=== PROBLEM REQUIREMENTS ===
Without the pictures, give the entries below again exactly as written.

────────────────────────────────────────

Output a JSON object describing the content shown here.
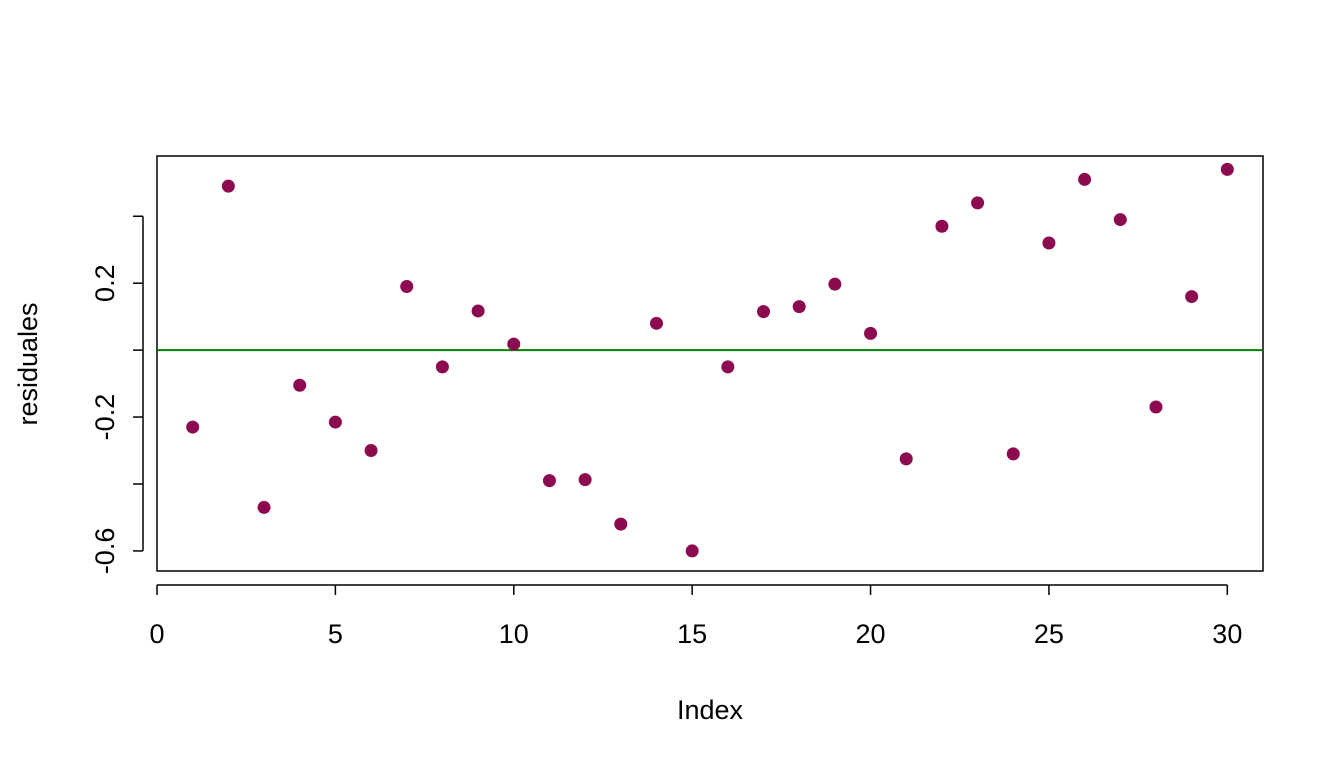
{
  "chart_data": {
    "type": "scatter",
    "xlabel": "Index",
    "ylabel": "residuales",
    "xlim": [
      0,
      31
    ],
    "ylim": [
      -0.66,
      0.58
    ],
    "x_ticks": [
      0,
      5,
      10,
      15,
      20,
      25,
      30
    ],
    "y_ticks": [
      -0.6,
      -0.2,
      0.2
    ],
    "y_tick_labels": [
      "-0.6",
      "-0.2",
      "0.2"
    ],
    "y_minor_ticks": [
      -0.4,
      0.0,
      0.4
    ],
    "grid": false,
    "point_color": "#8B0A50",
    "reference_line": {
      "y": 0,
      "color": "#008000"
    },
    "series": [
      {
        "x": [
          1,
          2,
          3,
          4,
          5,
          6,
          7,
          8,
          9,
          10,
          11,
          12,
          13,
          14,
          15,
          16,
          17,
          18,
          19,
          20,
          21,
          22,
          23,
          24,
          25,
          26,
          27,
          28,
          29,
          30
        ],
        "values": [
          -0.23,
          0.49,
          -0.47,
          -0.105,
          -0.215,
          -0.3,
          0.19,
          -0.05,
          0.117,
          0.018,
          -0.39,
          -0.387,
          -0.52,
          0.08,
          -0.6,
          -0.05,
          0.115,
          0.13,
          0.197,
          0.05,
          -0.325,
          0.37,
          0.44,
          -0.31,
          0.32,
          0.51,
          0.39,
          -0.17,
          0.16,
          0.54
        ]
      }
    ]
  }
}
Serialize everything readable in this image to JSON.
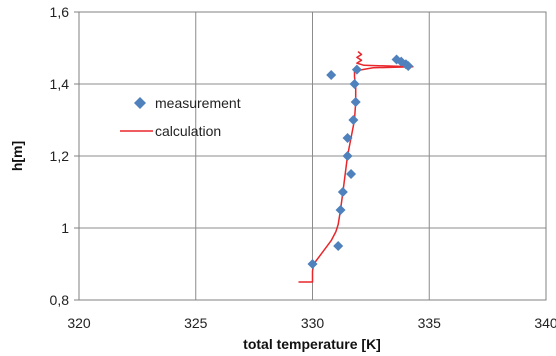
{
  "chart_data": {
    "type": "scatter",
    "xlabel": "total temperature [K]",
    "ylabel": "h[m]",
    "xlim": [
      320,
      340
    ],
    "ylim": [
      0.8,
      1.6
    ],
    "x_ticks": [
      "320",
      "325",
      "330",
      "335",
      "340"
    ],
    "y_ticks": [
      "0,8",
      "1",
      "1,2",
      "1,4",
      "1,6"
    ],
    "grid": "vertical-and-horizontal",
    "legend_position": "center-left",
    "series": [
      {
        "name": "measurement",
        "kind": "markers",
        "marker": "diamond",
        "color": "#4f81bd",
        "points": [
          {
            "x": 330.0,
            "y": 0.9
          },
          {
            "x": 331.1,
            "y": 0.95
          },
          {
            "x": 331.2,
            "y": 1.05
          },
          {
            "x": 331.3,
            "y": 1.1
          },
          {
            "x": 331.65,
            "y": 1.15
          },
          {
            "x": 331.5,
            "y": 1.2
          },
          {
            "x": 331.5,
            "y": 1.25
          },
          {
            "x": 331.75,
            "y": 1.3
          },
          {
            "x": 331.85,
            "y": 1.35
          },
          {
            "x": 331.8,
            "y": 1.4
          },
          {
            "x": 330.8,
            "y": 1.425
          },
          {
            "x": 331.9,
            "y": 1.44
          },
          {
            "x": 334.0,
            "y": 1.455
          },
          {
            "x": 334.1,
            "y": 1.45
          },
          {
            "x": 333.6,
            "y": 1.468
          },
          {
            "x": 333.8,
            "y": 1.462
          }
        ]
      },
      {
        "name": "calculation",
        "kind": "line",
        "color": "#e8262b",
        "points": [
          {
            "x": 329.4,
            "y": 0.85
          },
          {
            "x": 330.0,
            "y": 0.85
          },
          {
            "x": 330.0,
            "y": 0.88
          },
          {
            "x": 330.05,
            "y": 0.9
          },
          {
            "x": 330.4,
            "y": 0.93
          },
          {
            "x": 330.8,
            "y": 0.965
          },
          {
            "x": 331.0,
            "y": 0.99
          },
          {
            "x": 331.1,
            "y": 1.01
          },
          {
            "x": 331.2,
            "y": 1.05
          },
          {
            "x": 331.3,
            "y": 1.1
          },
          {
            "x": 331.5,
            "y": 1.2
          },
          {
            "x": 331.8,
            "y": 1.3
          },
          {
            "x": 331.85,
            "y": 1.35
          },
          {
            "x": 331.85,
            "y": 1.39
          },
          {
            "x": 331.8,
            "y": 1.42
          },
          {
            "x": 331.8,
            "y": 1.436
          },
          {
            "x": 332.6,
            "y": 1.445
          },
          {
            "x": 334.3,
            "y": 1.448
          },
          {
            "x": 332.2,
            "y": 1.452
          },
          {
            "x": 331.9,
            "y": 1.458
          },
          {
            "x": 332.1,
            "y": 1.466
          },
          {
            "x": 331.9,
            "y": 1.474
          },
          {
            "x": 332.1,
            "y": 1.482
          },
          {
            "x": 331.95,
            "y": 1.49
          }
        ]
      }
    ]
  }
}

────────────────────────────────────────

=== WRITTEN REPLY ===
Output a JSON object describing the content shown here.
{
  "chart_data": {
    "type": "scatter",
    "xlabel": "Index",
    "ylabel": "residuales",
    "xlim": [
      0,
      31
    ],
    "ylim": [
      -0.66,
      0.58
    ],
    "x_ticks": [
      0,
      5,
      10,
      15,
      20,
      25,
      30
    ],
    "y_ticks": [
      -0.6,
      -0.2,
      0.2
    ],
    "y_tick_labels": [
      "-0.6",
      "-0.2",
      "0.2"
    ],
    "y_minor_ticks": [
      -0.4,
      0.0,
      0.4
    ],
    "grid": false,
    "point_color": "#8B0A50",
    "reference_line": {
      "y": 0,
      "color": "#008000"
    },
    "series": [
      {
        "x": [
          1,
          2,
          3,
          4,
          5,
          6,
          7,
          8,
          9,
          10,
          11,
          12,
          13,
          14,
          15,
          16,
          17,
          18,
          19,
          20,
          21,
          22,
          23,
          24,
          25,
          26,
          27,
          28,
          29,
          30
        ],
        "values": [
          -0.23,
          0.49,
          -0.47,
          -0.105,
          -0.215,
          -0.3,
          0.19,
          -0.05,
          0.117,
          0.018,
          -0.39,
          -0.387,
          -0.52,
          0.08,
          -0.6,
          -0.05,
          0.115,
          0.13,
          0.197,
          0.05,
          -0.325,
          0.37,
          0.44,
          -0.31,
          0.32,
          0.51,
          0.39,
          -0.17,
          0.16,
          0.54
        ]
      }
    ]
  }
}
Serialize everything readable in this image to JSON.
{
  "chart_data": {
    "type": "scatter",
    "xlabel": "total temperature [K]",
    "ylabel": "h[m]",
    "xlim": [
      320,
      340
    ],
    "ylim": [
      0.8,
      1.6
    ],
    "x_ticks": [
      "320",
      "325",
      "330",
      "335",
      "340"
    ],
    "y_ticks": [
      "0,8",
      "1",
      "1,2",
      "1,4",
      "1,6"
    ],
    "grid": "vertical-and-horizontal",
    "legend_position": "center-left",
    "series": [
      {
        "name": "measurement",
        "kind": "markers",
        "marker": "diamond",
        "color": "#4f81bd",
        "points": [
          {
            "x": 330.0,
            "y": 0.9
          },
          {
            "x": 331.1,
            "y": 0.95
          },
          {
            "x": 331.2,
            "y": 1.05
          },
          {
            "x": 331.3,
            "y": 1.1
          },
          {
            "x": 331.65,
            "y": 1.15
          },
          {
            "x": 331.5,
            "y": 1.2
          },
          {
            "x": 331.5,
            "y": 1.25
          },
          {
            "x": 331.75,
            "y": 1.3
          },
          {
            "x": 331.85,
            "y": 1.35
          },
          {
            "x": 331.8,
            "y": 1.4
          },
          {
            "x": 330.8,
            "y": 1.425
          },
          {
            "x": 331.9,
            "y": 1.44
          },
          {
            "x": 334.0,
            "y": 1.455
          },
          {
            "x": 334.1,
            "y": 1.45
          },
          {
            "x": 333.6,
            "y": 1.468
          },
          {
            "x": 333.8,
            "y": 1.462
          }
        ]
      },
      {
        "name": "calculation",
        "kind": "line",
        "color": "#e8262b",
        "points": [
          {
            "x": 329.4,
            "y": 0.85
          },
          {
            "x": 330.0,
            "y": 0.85
          },
          {
            "x": 330.0,
            "y": 0.88
          },
          {
            "x": 330.05,
            "y": 0.9
          },
          {
            "x": 330.4,
            "y": 0.93
          },
          {
            "x": 330.8,
            "y": 0.965
          },
          {
            "x": 331.0,
            "y": 0.99
          },
          {
            "x": 331.1,
            "y": 1.01
          },
          {
            "x": 331.2,
            "y": 1.05
          },
          {
            "x": 331.3,
            "y": 1.1
          },
          {
            "x": 331.5,
            "y": 1.2
          },
          {
            "x": 331.8,
            "y": 1.3
          },
          {
            "x": 331.85,
            "y": 1.35
          },
          {
            "x": 331.85,
            "y": 1.39
          },
          {
            "x": 331.8,
            "y": 1.42
          },
          {
            "x": 331.8,
            "y": 1.436
          },
          {
            "x": 332.6,
            "y": 1.445
          },
          {
            "x": 334.3,
            "y": 1.448
          },
          {
            "x": 332.2,
            "y": 1.452
          },
          {
            "x": 331.9,
            "y": 1.458
          },
          {
            "x": 332.1,
            "y": 1.466
          },
          {
            "x": 331.9,
            "y": 1.474
          },
          {
            "x": 332.1,
            "y": 1.482
          },
          {
            "x": 331.95,
            "y": 1.49
          }
        ]
      }
    ]
  }
}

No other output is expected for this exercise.